> _WHAT THIS TASK INVOLVES_: Find "What does this" in the material, then return exactly the line containing it and all lines after it to the end, leaving out pictures.
* begin STORED RECORDS *
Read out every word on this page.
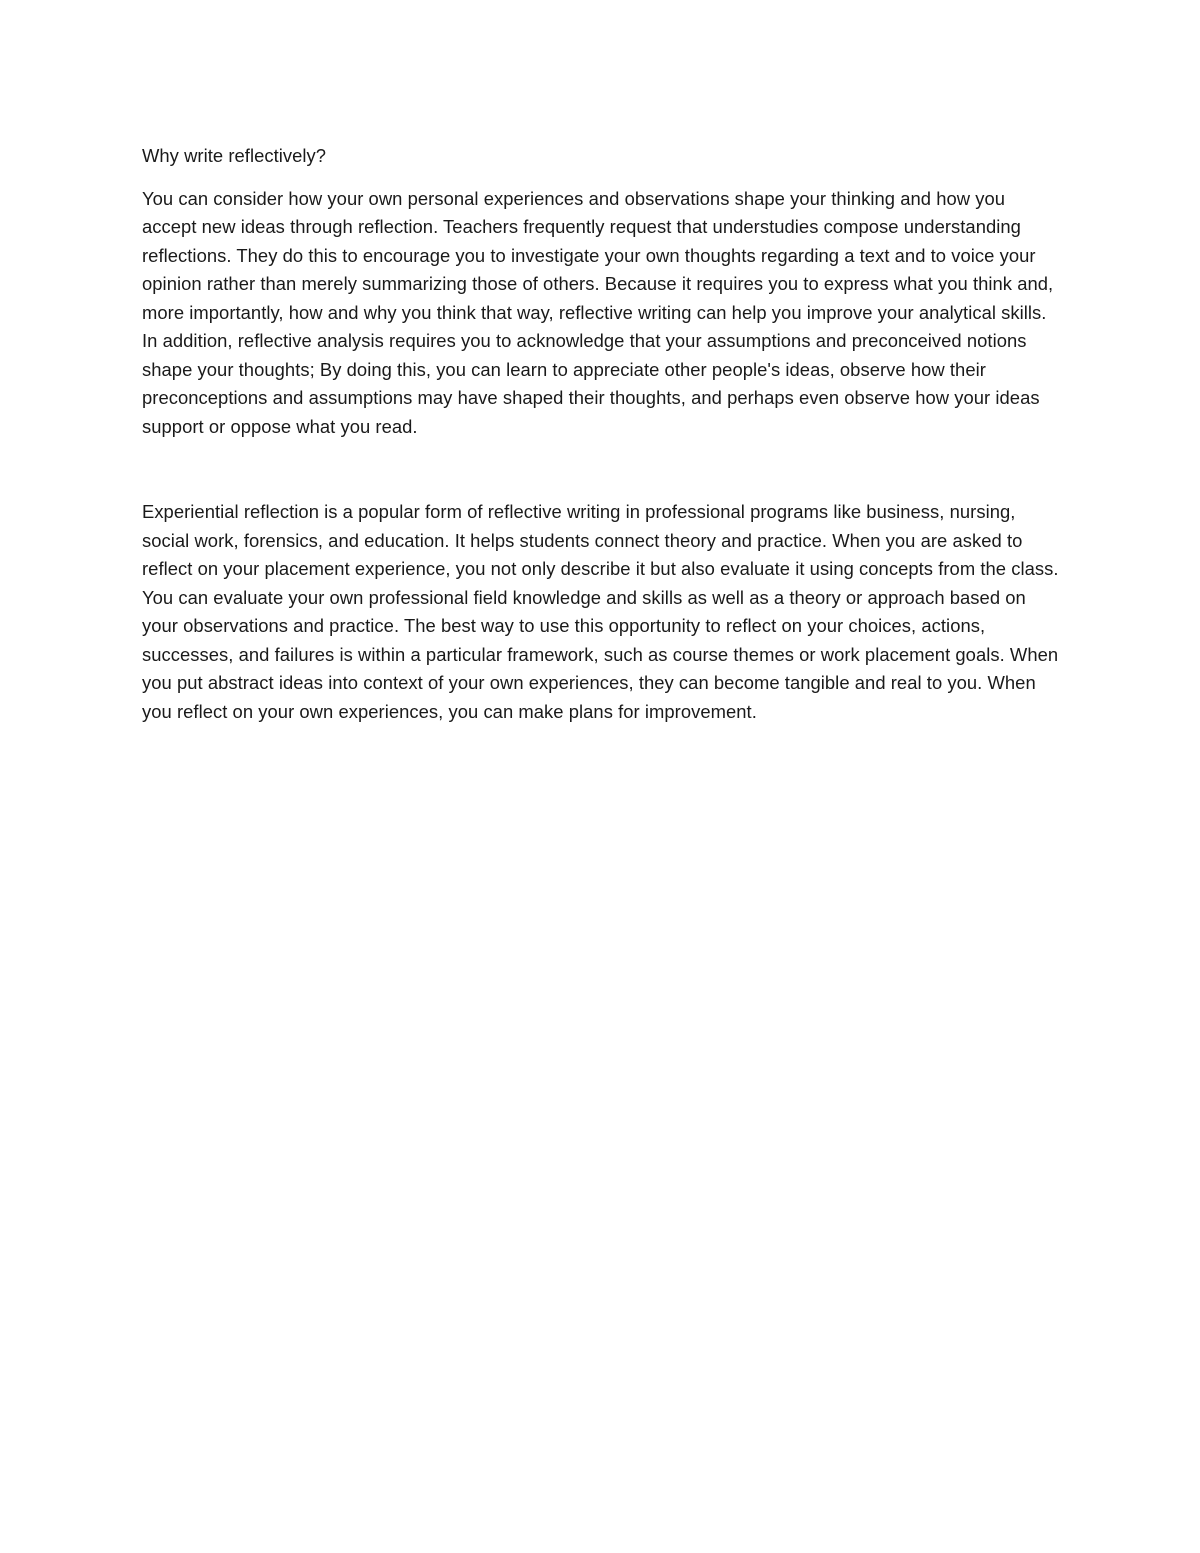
Why write reflectively?

You can consider how your own personal experiences and observations shape your thinking and how you accept new ideas through reflection. Teachers frequently request that understudies compose understanding reflections. They do this to encourage you to investigate your own thoughts regarding a text and to voice your opinion rather than merely summarizing those of others. Because it requires you to express what you think and, more importantly, how and why you think that way, reflective writing can help you improve your analytical skills. In addition, reflective analysis requires you to acknowledge that your assumptions and preconceived notions shape your thoughts; By doing this, you can learn to appreciate other people's ideas, observe how their preconceptions and assumptions may have shaped their thoughts, and perhaps even observe how your ideas support or oppose what you read.

Experiential reflection is a popular form of reflective writing in professional programs like business, nursing, social work, forensics, and education. It helps students connect theory and practice. When you are asked to reflect on your placement experience, you not only describe it but also evaluate it using concepts from the class. You can evaluate your own professional field knowledge and skills as well as a theory or approach based on your observations and practice. The best way to use this opportunity to reflect on your choices, actions, successes, and failures is within a particular framework, such as course themes or work placement goals. When you put abstract ideas into context of your own experiences, they can become tangible and real to you. When you reflect on your own experiences, you can make plans for improvement.
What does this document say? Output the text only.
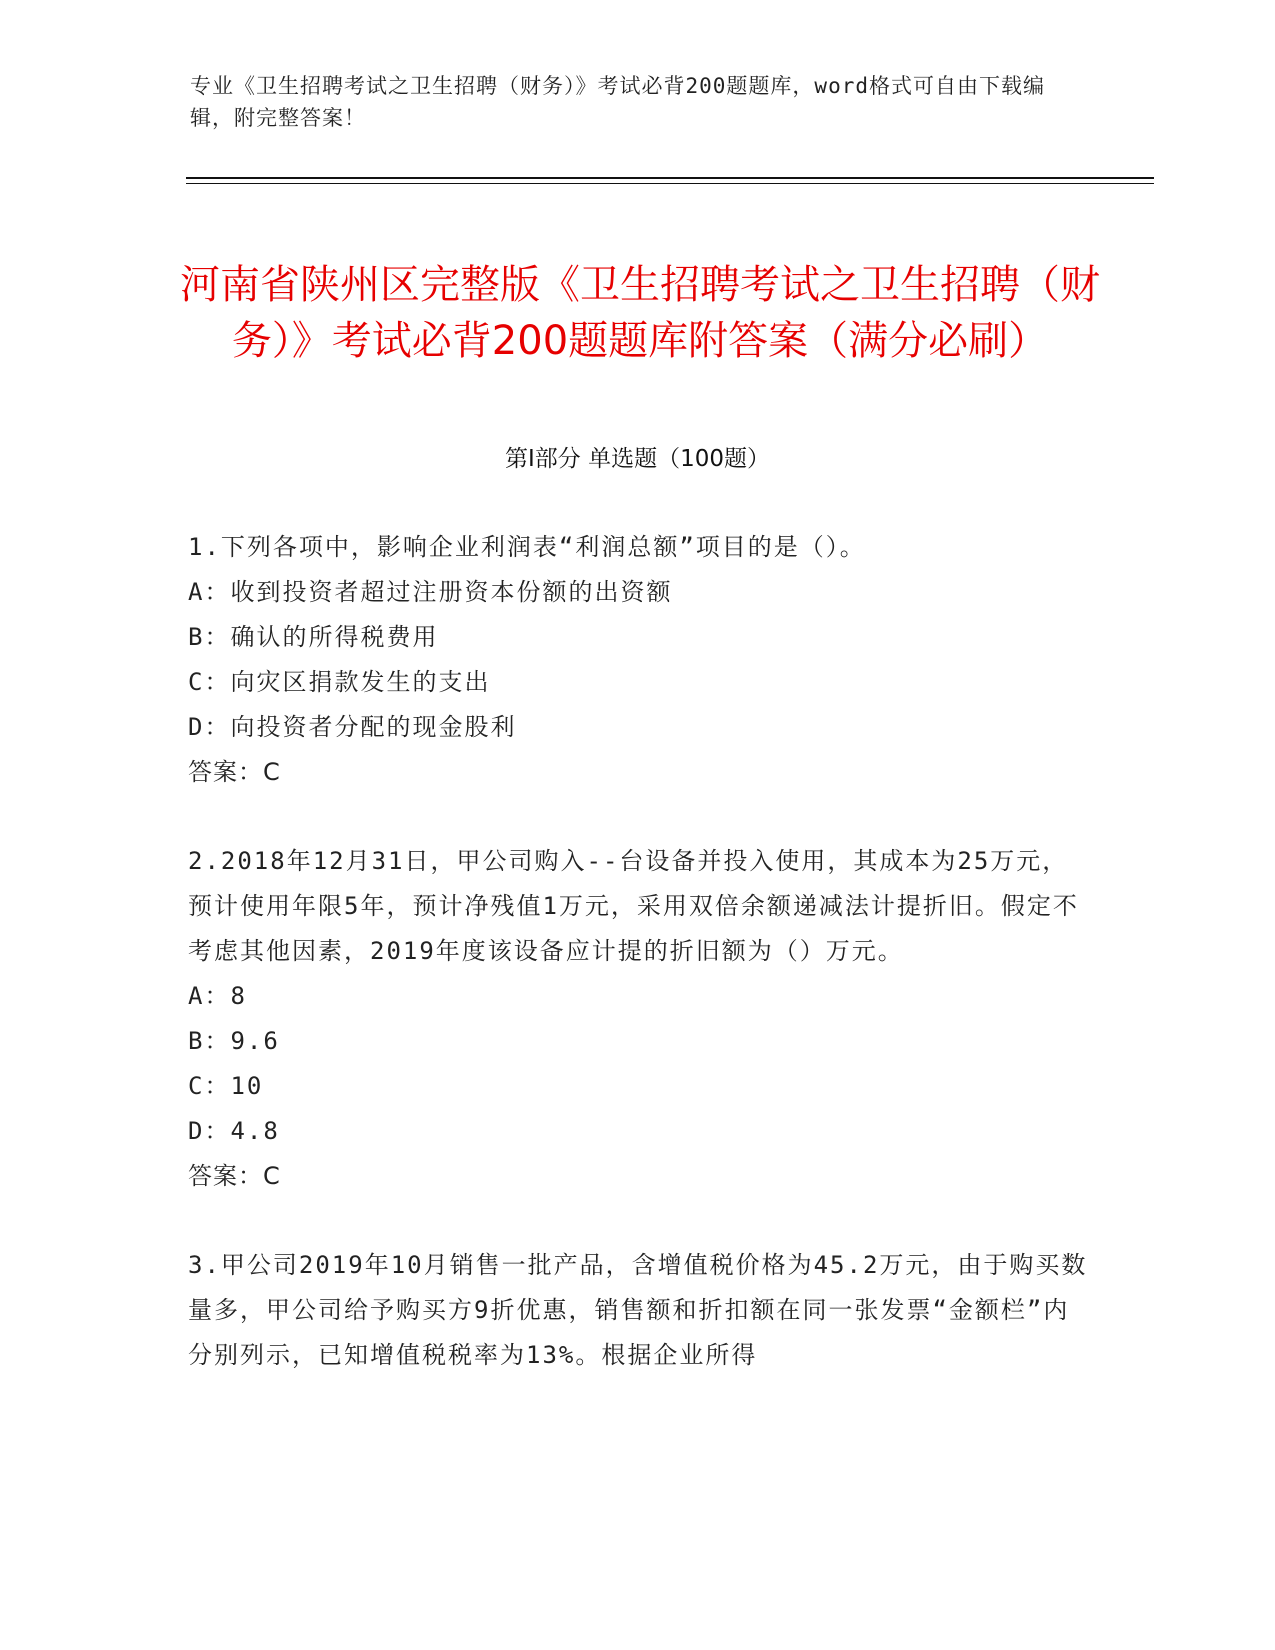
专业《卫生招聘考试之卫生招聘（财务）》考试必背200题题库，word格式可自由下载编辑，附完整答案！
河南省陕州区完整版《卫生招聘考试之卫生招聘（财务）》考试必背200题题库附答案（满分必刷）
第I部分 单选题（100题）

1.下列各项中，影响企业利润表“利润总额”项目的是（）。

A：收到投资者超过注册资本份额的出资额

B：确认的所得税费用

C：向灾区捐款发生的支出

D：向投资者分配的现金股利

答案：C

2.2018年12月31日，甲公司购入--台设备并投入使用，其成本为25万元，预计使用年限5年，预计净残值1万元，采用双倍余额递减法计提折旧。假定不考虑其他因素，2019年度该设备应计提的折旧额为（）万元。

A：8

B：9.6

C：10

D：4.8

答案：C

3.甲公司2019年10月销售一批产品，含增值税价格为45.2万元，由于购买数量多，甲公司给予购买方9折优惠，销售额和折扣额在同一张发票“金额栏”内分别列示，已知增值税税率为13%。根据企业所得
* end STORED RECORDS *
> _EXERCISE SOLUTION_:
What does this document say? Output the text only.
专业《卫生招聘考试之卫生招聘（财务）》考试必背200题题库，word格式可自由下载编辑，附完整答案！
河南省陕州区完整版《卫生招聘考试之卫生招聘（财务）》考试必背200题题库附答案（满分必刷）
第I部分 单选题（100题）

1.下列各项中，影响企业利润表“利润总额”项目的是（）。

A：收到投资者超过注册资本份额的出资额

B：确认的所得税费用

C：向灾区捐款发生的支出

D：向投资者分配的现金股利

答案：C

2.2018年12月31日，甲公司购入--台设备并投入使用，其成本为25万元，预计使用年限5年，预计净残值1万元，采用双倍余额递减法计提折旧。假定不考虑其他因素，2019年度该设备应计提的折旧额为（）万元。

A：8

B：9.6

C：10

D：4.8

答案：C

3.甲公司2019年10月销售一批产品，含增值税价格为45.2万元，由于购买数量多，甲公司给予购买方9折优惠，销售额和折扣额在同一张发票“金额栏”内分别列示，已知增值税税率为13%。根据企业所得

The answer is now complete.